- Opening Delimiter -
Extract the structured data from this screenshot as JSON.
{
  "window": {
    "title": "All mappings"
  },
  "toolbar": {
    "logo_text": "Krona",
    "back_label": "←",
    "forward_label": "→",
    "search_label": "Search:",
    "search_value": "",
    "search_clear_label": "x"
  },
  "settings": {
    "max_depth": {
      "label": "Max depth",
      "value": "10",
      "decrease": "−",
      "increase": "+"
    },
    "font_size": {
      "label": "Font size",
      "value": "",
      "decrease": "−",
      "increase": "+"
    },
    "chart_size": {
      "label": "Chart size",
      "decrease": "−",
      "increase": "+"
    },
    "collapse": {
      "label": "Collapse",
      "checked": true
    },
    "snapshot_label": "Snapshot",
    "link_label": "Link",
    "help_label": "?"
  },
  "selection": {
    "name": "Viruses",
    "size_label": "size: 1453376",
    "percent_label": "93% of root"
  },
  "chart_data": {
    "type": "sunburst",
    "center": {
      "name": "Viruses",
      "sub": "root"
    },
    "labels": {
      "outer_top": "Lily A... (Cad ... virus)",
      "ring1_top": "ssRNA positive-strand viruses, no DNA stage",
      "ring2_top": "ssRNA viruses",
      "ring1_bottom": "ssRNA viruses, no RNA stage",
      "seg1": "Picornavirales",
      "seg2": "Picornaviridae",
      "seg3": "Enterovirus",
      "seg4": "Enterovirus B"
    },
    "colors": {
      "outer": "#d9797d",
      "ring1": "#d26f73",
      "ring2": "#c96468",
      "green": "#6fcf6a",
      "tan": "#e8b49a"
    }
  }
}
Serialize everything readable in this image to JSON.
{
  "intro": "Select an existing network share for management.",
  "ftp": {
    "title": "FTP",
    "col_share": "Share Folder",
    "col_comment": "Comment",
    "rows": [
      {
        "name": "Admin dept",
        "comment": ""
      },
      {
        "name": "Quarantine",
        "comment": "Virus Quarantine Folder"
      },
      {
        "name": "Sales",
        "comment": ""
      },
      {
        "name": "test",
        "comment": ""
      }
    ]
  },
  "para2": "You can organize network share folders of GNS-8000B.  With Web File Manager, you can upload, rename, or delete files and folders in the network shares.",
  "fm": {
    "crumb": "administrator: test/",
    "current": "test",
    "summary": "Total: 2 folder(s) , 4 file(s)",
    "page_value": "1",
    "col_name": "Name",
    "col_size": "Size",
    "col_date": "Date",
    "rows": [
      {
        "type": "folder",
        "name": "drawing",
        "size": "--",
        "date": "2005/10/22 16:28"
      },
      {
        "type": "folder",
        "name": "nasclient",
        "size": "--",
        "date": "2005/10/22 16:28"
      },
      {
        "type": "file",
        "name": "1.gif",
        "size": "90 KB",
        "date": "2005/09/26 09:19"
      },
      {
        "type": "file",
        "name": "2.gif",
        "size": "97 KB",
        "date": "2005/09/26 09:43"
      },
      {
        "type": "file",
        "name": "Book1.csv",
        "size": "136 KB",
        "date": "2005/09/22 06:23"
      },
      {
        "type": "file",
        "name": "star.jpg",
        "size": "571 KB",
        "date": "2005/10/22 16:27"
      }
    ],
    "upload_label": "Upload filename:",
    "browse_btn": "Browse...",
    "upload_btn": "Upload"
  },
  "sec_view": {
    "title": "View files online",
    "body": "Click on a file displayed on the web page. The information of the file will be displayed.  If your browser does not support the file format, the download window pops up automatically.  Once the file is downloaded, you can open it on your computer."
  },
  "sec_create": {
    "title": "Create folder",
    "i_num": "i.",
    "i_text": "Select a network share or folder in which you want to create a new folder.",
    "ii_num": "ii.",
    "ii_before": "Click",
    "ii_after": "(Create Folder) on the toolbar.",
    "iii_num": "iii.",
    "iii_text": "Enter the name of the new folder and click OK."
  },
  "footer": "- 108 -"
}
- Closing Delimiter -
(Work instruction) In full and without change, transcribe every line of the records above.

(Written solution)
Extract the structured data from this screenshot as JSON.
{
  "window": {
    "title": "All mappings"
  },
  "toolbar": {
    "logo_text": "Krona",
    "back_label": "←",
    "forward_label": "→",
    "search_label": "Search:",
    "search_value": "",
    "search_clear_label": "x"
  },
  "settings": {
    "max_depth": {
      "label": "Max depth",
      "value": "10",
      "decrease": "−",
      "increase": "+"
    },
    "font_size": {
      "label": "Font size",
      "value": "",
      "decrease": "−",
      "increase": "+"
    },
    "chart_size": {
      "label": "Chart size",
      "decrease": "−",
      "increase": "+"
    },
    "collapse": {
      "label": "Collapse",
      "checked": true
    },
    "snapshot_label": "Snapshot",
    "link_label": "Link",
    "help_label": "?"
  },
  "selection": {
    "name": "Viruses",
    "size_label": "size: 1453376",
    "percent_label": "93% of root"
  },
  "chart_data": {
    "type": "sunburst",
    "center": {
      "name": "Viruses",
      "sub": "root"
    },
    "labels": {
      "outer_top": "Lily A... (Cad ... virus)",
      "ring1_top": "ssRNA positive-strand viruses, no DNA stage",
      "ring2_top": "ssRNA viruses",
      "ring1_bottom": "ssRNA viruses, no RNA stage",
      "seg1": "Picornavirales",
      "seg2": "Picornaviridae",
      "seg3": "Enterovirus",
      "seg4": "Enterovirus B"
    },
    "colors": {
      "outer": "#d9797d",
      "ring1": "#d26f73",
      "ring2": "#c96468",
      "green": "#6fcf6a",
      "tan": "#e8b49a"
    }
  }
}
Serialize everything readable in this image to JSON.
{
  "intro": "Select an existing network share for management.",
  "ftp": {
    "title": "FTP",
    "col_share": "Share Folder",
    "col_comment": "Comment",
    "rows": [
      {
        "name": "Admin dept",
        "comment": ""
      },
      {
        "name": "Quarantine",
        "comment": "Virus Quarantine Folder"
      },
      {
        "name": "Sales",
        "comment": ""
      },
      {
        "name": "test",
        "comment": ""
      }
    ]
  },
  "para2": "You can organize network share folders of GNS-8000B.  With Web File Manager, you can upload, rename, or delete files and folders in the network shares.",
  "fm": {
    "crumb": "administrator: test/",
    "current": "test",
    "summary": "Total: 2 folder(s) , 4 file(s)",
    "page_value": "1",
    "col_name": "Name",
    "col_size": "Size",
    "col_date": "Date",
    "rows": [
      {
        "type": "folder",
        "name": "drawing",
        "size": "--",
        "date": "2005/10/22 16:28"
      },
      {
        "type": "folder",
        "name": "nasclient",
        "size": "--",
        "date": "2005/10/22 16:28"
      },
      {
        "type": "file",
        "name": "1.gif",
        "size": "90 KB",
        "date": "2005/09/26 09:19"
      },
      {
        "type": "file",
        "name": "2.gif",
        "size": "97 KB",
        "date": "2005/09/26 09:43"
      },
      {
        "type": "file",
        "name": "Book1.csv",
        "size": "136 KB",
        "date": "2005/09/22 06:23"
      },
      {
        "type": "file",
        "name": "star.jpg",
        "size": "571 KB",
        "date": "2005/10/22 16:27"
      }
    ],
    "upload_label": "Upload filename:",
    "browse_btn": "Browse...",
    "upload_btn": "Upload"
  },
  "sec_view": {
    "title": "View files online",
    "body": "Click on a file displayed on the web page. The information of the file will be displayed.  If your browser does not support the file format, the download window pops up automatically.  Once the file is downloaded, you can open it on your computer."
  },
  "sec_create": {
    "title": "Create folder",
    "i_num": "i.",
    "i_text": "Select a network share or folder in which you want to create a new folder.",
    "ii_num": "ii.",
    "ii_before": "Click",
    "ii_after": "(Create Folder) on the toolbar.",
    "iii_num": "iii.",
    "iii_text": "Enter the name of the new folder and click OK."
  },
  "footer": "- 108 -"
}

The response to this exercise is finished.